> AIM OF THE TASK:
Write the data out again exactly, with no pictures.

> DATA:

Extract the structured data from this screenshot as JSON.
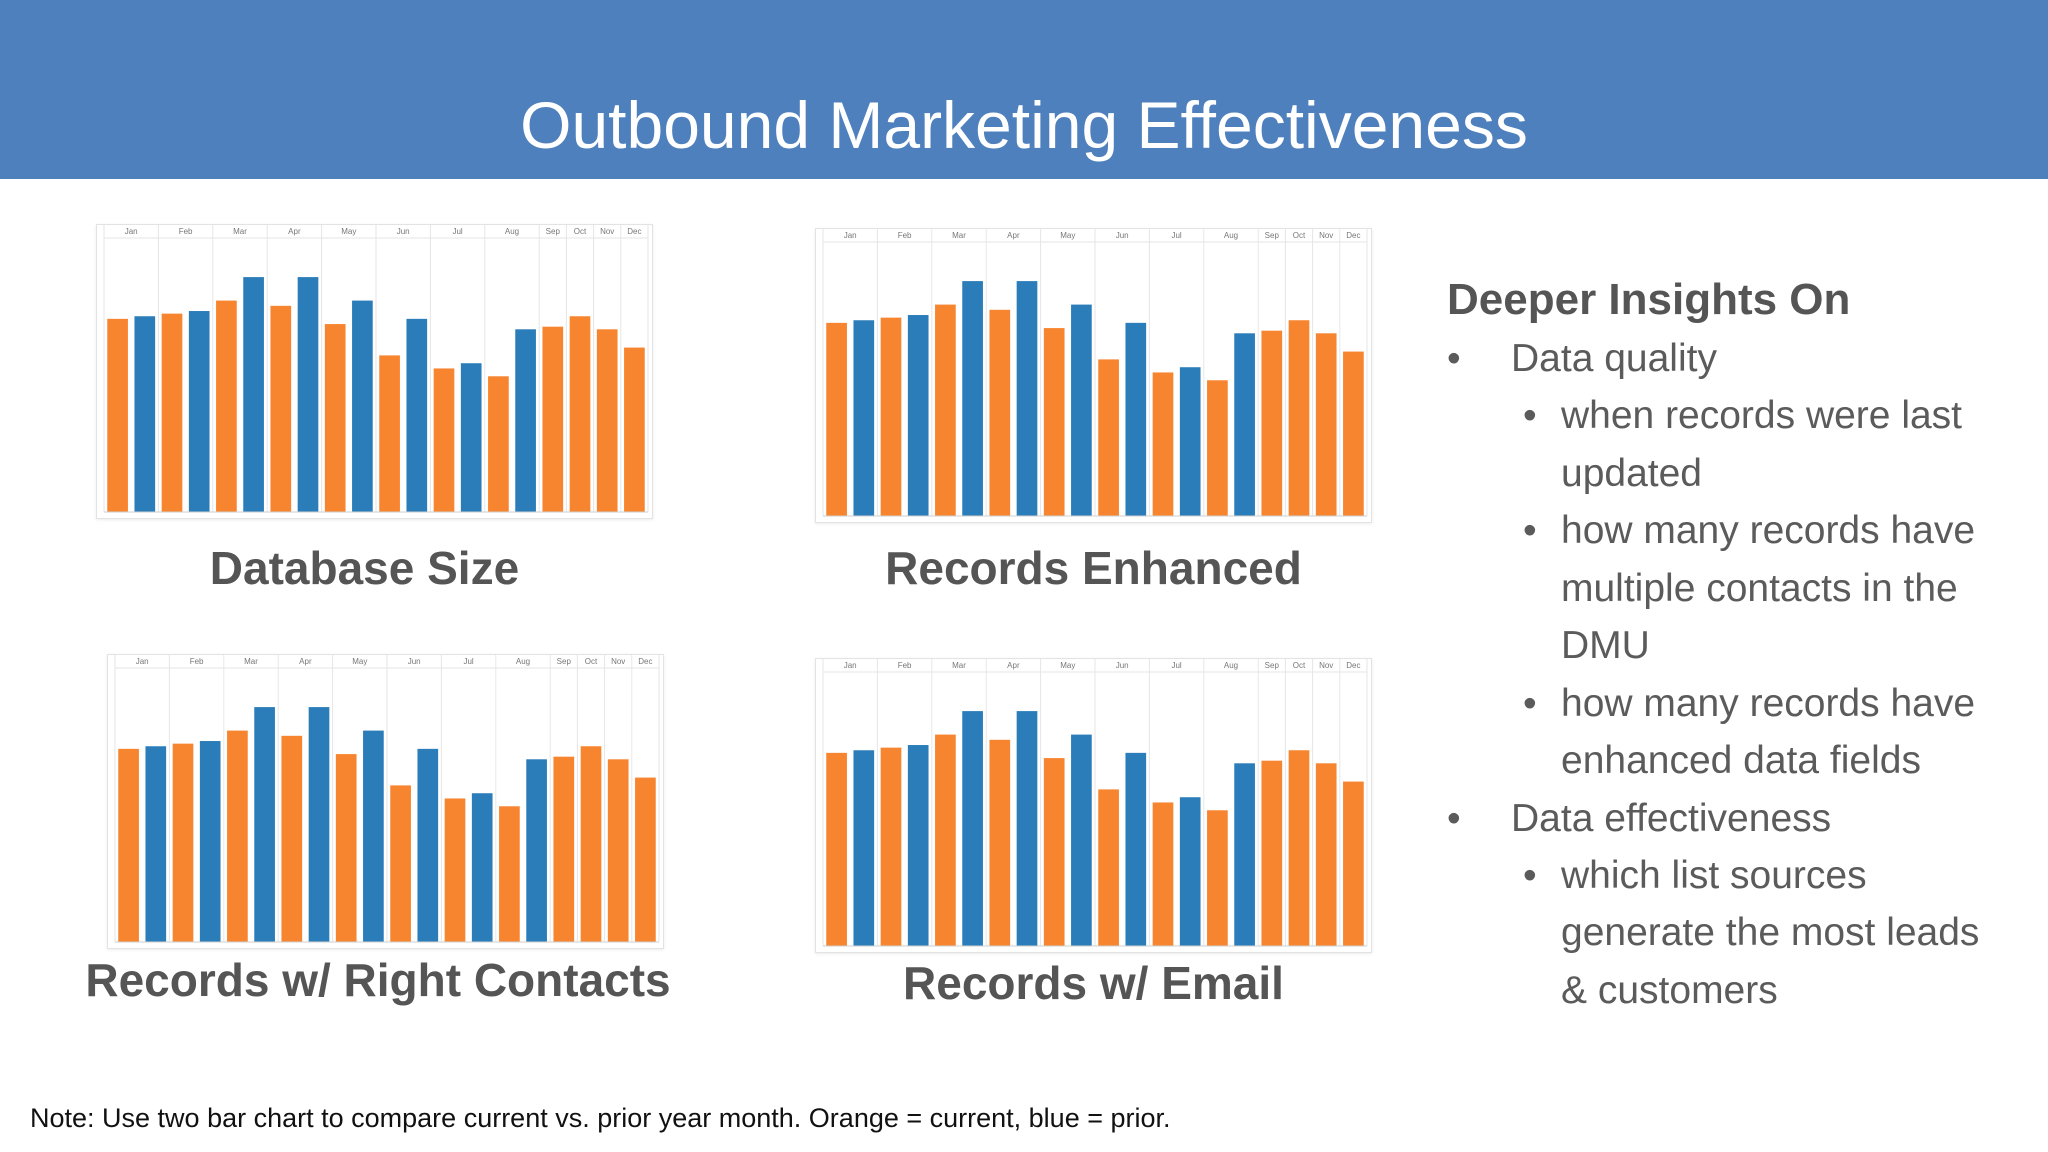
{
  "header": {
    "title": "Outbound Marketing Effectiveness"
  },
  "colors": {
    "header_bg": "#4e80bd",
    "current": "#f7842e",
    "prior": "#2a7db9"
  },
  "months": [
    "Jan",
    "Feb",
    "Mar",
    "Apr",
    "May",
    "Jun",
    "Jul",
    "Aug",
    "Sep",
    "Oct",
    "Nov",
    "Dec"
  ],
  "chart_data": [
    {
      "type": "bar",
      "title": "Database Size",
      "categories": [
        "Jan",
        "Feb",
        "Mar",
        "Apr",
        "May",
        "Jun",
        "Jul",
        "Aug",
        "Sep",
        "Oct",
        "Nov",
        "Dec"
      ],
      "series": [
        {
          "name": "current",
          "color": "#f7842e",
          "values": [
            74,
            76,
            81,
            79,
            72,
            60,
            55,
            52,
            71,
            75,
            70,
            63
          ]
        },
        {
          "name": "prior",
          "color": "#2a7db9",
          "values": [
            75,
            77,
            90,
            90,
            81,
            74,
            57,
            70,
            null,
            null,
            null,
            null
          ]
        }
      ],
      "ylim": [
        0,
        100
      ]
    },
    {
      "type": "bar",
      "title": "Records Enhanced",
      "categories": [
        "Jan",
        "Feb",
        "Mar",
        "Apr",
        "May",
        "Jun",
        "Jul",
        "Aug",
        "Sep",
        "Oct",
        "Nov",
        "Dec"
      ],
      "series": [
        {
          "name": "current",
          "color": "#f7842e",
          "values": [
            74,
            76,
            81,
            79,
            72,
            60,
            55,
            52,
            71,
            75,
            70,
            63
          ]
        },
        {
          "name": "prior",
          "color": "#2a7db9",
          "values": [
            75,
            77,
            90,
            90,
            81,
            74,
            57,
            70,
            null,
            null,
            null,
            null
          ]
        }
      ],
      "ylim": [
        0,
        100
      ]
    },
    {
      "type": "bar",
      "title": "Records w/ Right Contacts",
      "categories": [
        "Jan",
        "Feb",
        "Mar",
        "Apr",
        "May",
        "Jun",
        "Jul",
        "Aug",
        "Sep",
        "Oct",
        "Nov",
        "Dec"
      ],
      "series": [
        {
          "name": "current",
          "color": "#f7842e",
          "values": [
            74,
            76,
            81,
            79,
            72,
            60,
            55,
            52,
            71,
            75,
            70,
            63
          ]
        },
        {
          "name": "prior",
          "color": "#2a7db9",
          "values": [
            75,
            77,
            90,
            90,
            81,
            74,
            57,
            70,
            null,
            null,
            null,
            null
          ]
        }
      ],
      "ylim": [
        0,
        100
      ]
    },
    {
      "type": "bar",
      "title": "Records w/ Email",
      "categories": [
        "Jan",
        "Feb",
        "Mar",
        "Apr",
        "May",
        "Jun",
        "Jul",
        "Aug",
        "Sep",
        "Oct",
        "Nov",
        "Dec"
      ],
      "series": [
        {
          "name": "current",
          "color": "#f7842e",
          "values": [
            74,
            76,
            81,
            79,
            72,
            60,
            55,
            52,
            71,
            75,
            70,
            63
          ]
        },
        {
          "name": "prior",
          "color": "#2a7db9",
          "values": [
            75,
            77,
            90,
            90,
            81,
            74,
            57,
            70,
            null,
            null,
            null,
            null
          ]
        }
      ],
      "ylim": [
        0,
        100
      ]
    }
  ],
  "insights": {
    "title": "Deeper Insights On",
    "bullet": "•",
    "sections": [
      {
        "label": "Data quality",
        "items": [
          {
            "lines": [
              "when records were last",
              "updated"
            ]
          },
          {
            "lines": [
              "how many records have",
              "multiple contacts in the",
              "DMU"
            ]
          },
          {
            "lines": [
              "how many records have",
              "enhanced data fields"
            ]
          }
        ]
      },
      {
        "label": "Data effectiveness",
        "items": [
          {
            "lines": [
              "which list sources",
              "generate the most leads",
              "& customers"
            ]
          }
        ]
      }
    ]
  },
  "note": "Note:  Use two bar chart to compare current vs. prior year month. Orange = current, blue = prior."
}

> COMPLETE ANSWER:
Extract the structured data from this screenshot as JSON.
{
  "header": {
    "title": "Outbound Marketing Effectiveness"
  },
  "colors": {
    "header_bg": "#4e80bd",
    "current": "#f7842e",
    "prior": "#2a7db9"
  },
  "months": [
    "Jan",
    "Feb",
    "Mar",
    "Apr",
    "May",
    "Jun",
    "Jul",
    "Aug",
    "Sep",
    "Oct",
    "Nov",
    "Dec"
  ],
  "chart_data": [
    {
      "type": "bar",
      "title": "Database Size",
      "categories": [
        "Jan",
        "Feb",
        "Mar",
        "Apr",
        "May",
        "Jun",
        "Jul",
        "Aug",
        "Sep",
        "Oct",
        "Nov",
        "Dec"
      ],
      "series": [
        {
          "name": "current",
          "color": "#f7842e",
          "values": [
            74,
            76,
            81,
            79,
            72,
            60,
            55,
            52,
            71,
            75,
            70,
            63
          ]
        },
        {
          "name": "prior",
          "color": "#2a7db9",
          "values": [
            75,
            77,
            90,
            90,
            81,
            74,
            57,
            70,
            null,
            null,
            null,
            null
          ]
        }
      ],
      "ylim": [
        0,
        100
      ]
    },
    {
      "type": "bar",
      "title": "Records Enhanced",
      "categories": [
        "Jan",
        "Feb",
        "Mar",
        "Apr",
        "May",
        "Jun",
        "Jul",
        "Aug",
        "Sep",
        "Oct",
        "Nov",
        "Dec"
      ],
      "series": [
        {
          "name": "current",
          "color": "#f7842e",
          "values": [
            74,
            76,
            81,
            79,
            72,
            60,
            55,
            52,
            71,
            75,
            70,
            63
          ]
        },
        {
          "name": "prior",
          "color": "#2a7db9",
          "values": [
            75,
            77,
            90,
            90,
            81,
            74,
            57,
            70,
            null,
            null,
            null,
            null
          ]
        }
      ],
      "ylim": [
        0,
        100
      ]
    },
    {
      "type": "bar",
      "title": "Records w/ Right Contacts",
      "categories": [
        "Jan",
        "Feb",
        "Mar",
        "Apr",
        "May",
        "Jun",
        "Jul",
        "Aug",
        "Sep",
        "Oct",
        "Nov",
        "Dec"
      ],
      "series": [
        {
          "name": "current",
          "color": "#f7842e",
          "values": [
            74,
            76,
            81,
            79,
            72,
            60,
            55,
            52,
            71,
            75,
            70,
            63
          ]
        },
        {
          "name": "prior",
          "color": "#2a7db9",
          "values": [
            75,
            77,
            90,
            90,
            81,
            74,
            57,
            70,
            null,
            null,
            null,
            null
          ]
        }
      ],
      "ylim": [
        0,
        100
      ]
    },
    {
      "type": "bar",
      "title": "Records w/ Email",
      "categories": [
        "Jan",
        "Feb",
        "Mar",
        "Apr",
        "May",
        "Jun",
        "Jul",
        "Aug",
        "Sep",
        "Oct",
        "Nov",
        "Dec"
      ],
      "series": [
        {
          "name": "current",
          "color": "#f7842e",
          "values": [
            74,
            76,
            81,
            79,
            72,
            60,
            55,
            52,
            71,
            75,
            70,
            63
          ]
        },
        {
          "name": "prior",
          "color": "#2a7db9",
          "values": [
            75,
            77,
            90,
            90,
            81,
            74,
            57,
            70,
            null,
            null,
            null,
            null
          ]
        }
      ],
      "ylim": [
        0,
        100
      ]
    }
  ],
  "insights": {
    "title": "Deeper Insights On",
    "bullet": "•",
    "sections": [
      {
        "label": "Data quality",
        "items": [
          {
            "lines": [
              "when records were last",
              "updated"
            ]
          },
          {
            "lines": [
              "how many records have",
              "multiple contacts in the",
              "DMU"
            ]
          },
          {
            "lines": [
              "how many records have",
              "enhanced data fields"
            ]
          }
        ]
      },
      {
        "label": "Data effectiveness",
        "items": [
          {
            "lines": [
              "which list sources",
              "generate the most leads",
              "& customers"
            ]
          }
        ]
      }
    ]
  },
  "note": "Note:  Use two bar chart to compare current vs. prior year month. Orange = current, blue = prior."
}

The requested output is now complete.